**Work to complete:** The material below should be written out in full and exactly; pictures stay out of the copy.

**Input records:**
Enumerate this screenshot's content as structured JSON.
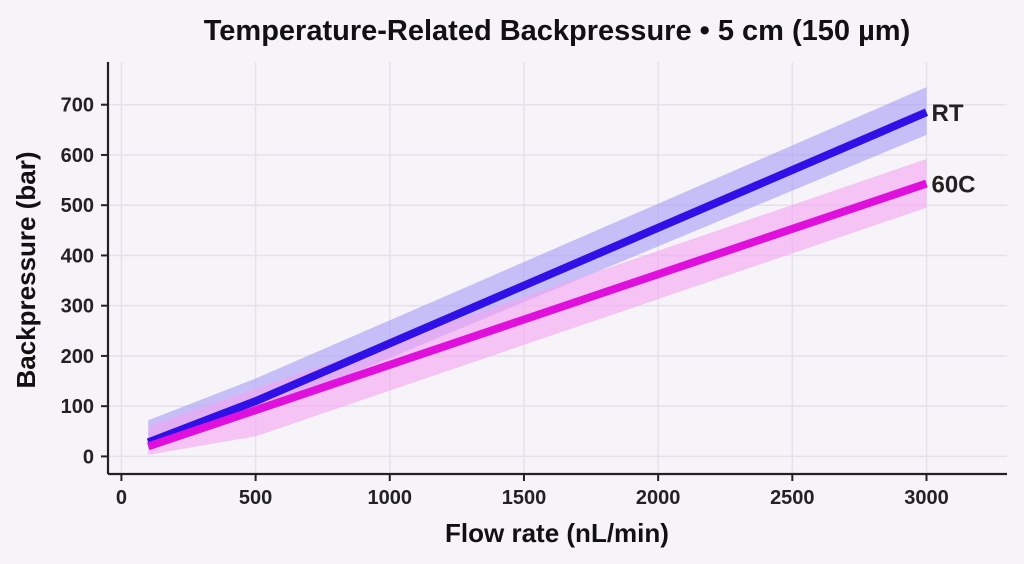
{
  "chart_data": {
    "type": "line",
    "title": "Temperature-Related Backpressure • 5 cm (150 µm)",
    "xlabel": "Flow rate (nL/min)",
    "ylabel": "Backpressure (bar)",
    "xlim": [
      -50,
      3300
    ],
    "ylim": [
      -35,
      785
    ],
    "x_ticks": [
      0,
      500,
      1000,
      1500,
      2000,
      2500,
      3000
    ],
    "y_ticks": [
      0,
      100,
      200,
      300,
      400,
      500,
      600,
      700
    ],
    "grid": true,
    "legend": "direct-labels-at-line-ends",
    "series": [
      {
        "name": "RT",
        "color": "#2f10e6",
        "band_color": "#a89cf6",
        "x": [
          100,
          500,
          3000
        ],
        "y": [
          28,
          110,
          685
        ],
        "lower": [
          15,
          85,
          640
        ],
        "upper": [
          72,
          155,
          735
        ]
      },
      {
        "name": "60C",
        "color": "#e010dc",
        "band_color": "#f4a4f0",
        "x": [
          100,
          500,
          3000
        ],
        "y": [
          20,
          92,
          543
        ],
        "lower": [
          3,
          40,
          495
        ],
        "upper": [
          60,
          135,
          592
        ]
      }
    ]
  }
}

**Result of the exercise:**
Enumerate this screenshot's content as structured JSON.
{
  "chart_data": {
    "type": "line",
    "title": "Temperature-Related Backpressure • 5 cm (150 µm)",
    "xlabel": "Flow rate (nL/min)",
    "ylabel": "Backpressure (bar)",
    "xlim": [
      -50,
      3300
    ],
    "ylim": [
      -35,
      785
    ],
    "x_ticks": [
      0,
      500,
      1000,
      1500,
      2000,
      2500,
      3000
    ],
    "y_ticks": [
      0,
      100,
      200,
      300,
      400,
      500,
      600,
      700
    ],
    "grid": true,
    "legend": "direct-labels-at-line-ends",
    "series": [
      {
        "name": "RT",
        "color": "#2f10e6",
        "band_color": "#a89cf6",
        "x": [
          100,
          500,
          3000
        ],
        "y": [
          28,
          110,
          685
        ],
        "lower": [
          15,
          85,
          640
        ],
        "upper": [
          72,
          155,
          735
        ]
      },
      {
        "name": "60C",
        "color": "#e010dc",
        "band_color": "#f4a4f0",
        "x": [
          100,
          500,
          3000
        ],
        "y": [
          20,
          92,
          543
        ],
        "lower": [
          3,
          40,
          495
        ],
        "upper": [
          60,
          135,
          592
        ]
      }
    ]
  }
}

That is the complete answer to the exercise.